EXERCISE OBJECTIVE: Continue the mobile game reviews from where they stop, adding the next entry in the same format.

Leo’s Fortune

1337 & Senri ($4.99, iOS)

A marimo with a moustache, seeking gold? Why not?In this physics-based platform game, gamers play as Leo, an explorer whose amassed family fortune is swiped from him. Search far and wide for the most elusive of thieves and reclaim his gold!This inventive, family-friendly puzzler offers plenty of challenges while keeping controls simple and motions fluid. The instantly iconic Leo—a green ball of fluff—floats, inflates, compacts, pushes and slides his way across five worlds (24 levels) of escalating trickery. With considerable replay value, plus additional challenges for the completionist, Leo’s Fortune certainly earned its Apple 2014 Design Award, and is worth every scrap of gold you can find.

*Please note, Leo’s Fortune is currently unavailable on Japanese iOS stores.

Ready Steady Play

Cowboy Games (¥200; iOS, Android)

Playing cowboys without the embarrassing costumes

Designed for short bursts of entertainment, the addictive ’50s Spaghetti Western-inspired Ready Steady Play comprises three mini-games (with more planned) that find the player in quick-fire shootouts against gun-toting hoodlums, racing through dusty plains on hobby horses or sharpshooting to keep tossed coins in the air. Playable with tap-and-swipe mechanics for shooting and reloading, and tapping in landscape mode for the hobby-horse run, the well-designed game offers solid bang for your buck and quick-fix replayability.

DATA FOR ANALYSIS:
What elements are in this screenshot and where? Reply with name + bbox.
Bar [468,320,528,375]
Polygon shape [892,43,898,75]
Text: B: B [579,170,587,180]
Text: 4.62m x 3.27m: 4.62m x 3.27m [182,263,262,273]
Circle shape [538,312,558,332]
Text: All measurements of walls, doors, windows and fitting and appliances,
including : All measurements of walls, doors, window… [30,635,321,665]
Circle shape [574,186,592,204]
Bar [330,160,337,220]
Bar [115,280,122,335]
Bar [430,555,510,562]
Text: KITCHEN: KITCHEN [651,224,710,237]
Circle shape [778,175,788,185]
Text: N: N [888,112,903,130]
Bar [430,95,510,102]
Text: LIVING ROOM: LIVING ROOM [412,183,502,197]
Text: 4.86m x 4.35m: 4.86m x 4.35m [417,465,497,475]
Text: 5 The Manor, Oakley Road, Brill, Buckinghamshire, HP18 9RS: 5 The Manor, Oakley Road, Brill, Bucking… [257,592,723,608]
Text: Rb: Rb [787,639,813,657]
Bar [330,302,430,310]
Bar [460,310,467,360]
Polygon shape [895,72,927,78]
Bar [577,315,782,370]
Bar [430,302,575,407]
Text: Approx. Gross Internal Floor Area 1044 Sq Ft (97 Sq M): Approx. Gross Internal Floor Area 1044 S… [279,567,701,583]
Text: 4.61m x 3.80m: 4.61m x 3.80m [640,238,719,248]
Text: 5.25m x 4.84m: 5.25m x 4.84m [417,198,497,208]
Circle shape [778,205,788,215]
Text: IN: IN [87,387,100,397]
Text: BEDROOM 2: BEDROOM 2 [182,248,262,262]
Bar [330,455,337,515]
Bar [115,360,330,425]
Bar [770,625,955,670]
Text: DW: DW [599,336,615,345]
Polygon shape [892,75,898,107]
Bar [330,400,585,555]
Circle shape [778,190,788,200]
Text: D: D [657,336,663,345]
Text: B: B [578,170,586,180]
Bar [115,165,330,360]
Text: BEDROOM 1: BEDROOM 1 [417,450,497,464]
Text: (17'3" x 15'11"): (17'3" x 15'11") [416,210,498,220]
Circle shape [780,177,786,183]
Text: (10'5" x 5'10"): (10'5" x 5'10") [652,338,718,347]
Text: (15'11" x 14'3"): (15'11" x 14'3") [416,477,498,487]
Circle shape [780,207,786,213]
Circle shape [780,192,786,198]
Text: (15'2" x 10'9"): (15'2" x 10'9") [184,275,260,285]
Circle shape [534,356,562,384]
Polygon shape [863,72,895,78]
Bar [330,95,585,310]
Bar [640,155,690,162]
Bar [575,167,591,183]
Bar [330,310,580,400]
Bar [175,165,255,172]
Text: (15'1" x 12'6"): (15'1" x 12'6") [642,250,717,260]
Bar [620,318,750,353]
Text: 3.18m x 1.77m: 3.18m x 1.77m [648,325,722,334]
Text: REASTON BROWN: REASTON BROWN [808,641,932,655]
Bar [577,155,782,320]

ANSWER SECTION:
Bio Inc. Biomedical Plague

DryGin Studios (¥200; iOS, Android)

A hypochondriac’s worst nightmare, now in game form!

Bio Inc. takes an in-depth look at the human body as players control a disease fighting against doctors’s rescue efforts. The concept may sound morbid, but the intensively researched game offers meticulous and detailed insight into how diseases interact with the human body, and what effects can better it—or harm it.

The game, played entirely on a single screen depicting the human anatomy from different viewpoints, has players selecting a risk scenario and then collecting viruses that further deteriorate the victim’s health while doctors strive to save the patient. More a game of strategy than biology, this is for people who enjoy self-diagnosis onWebMD.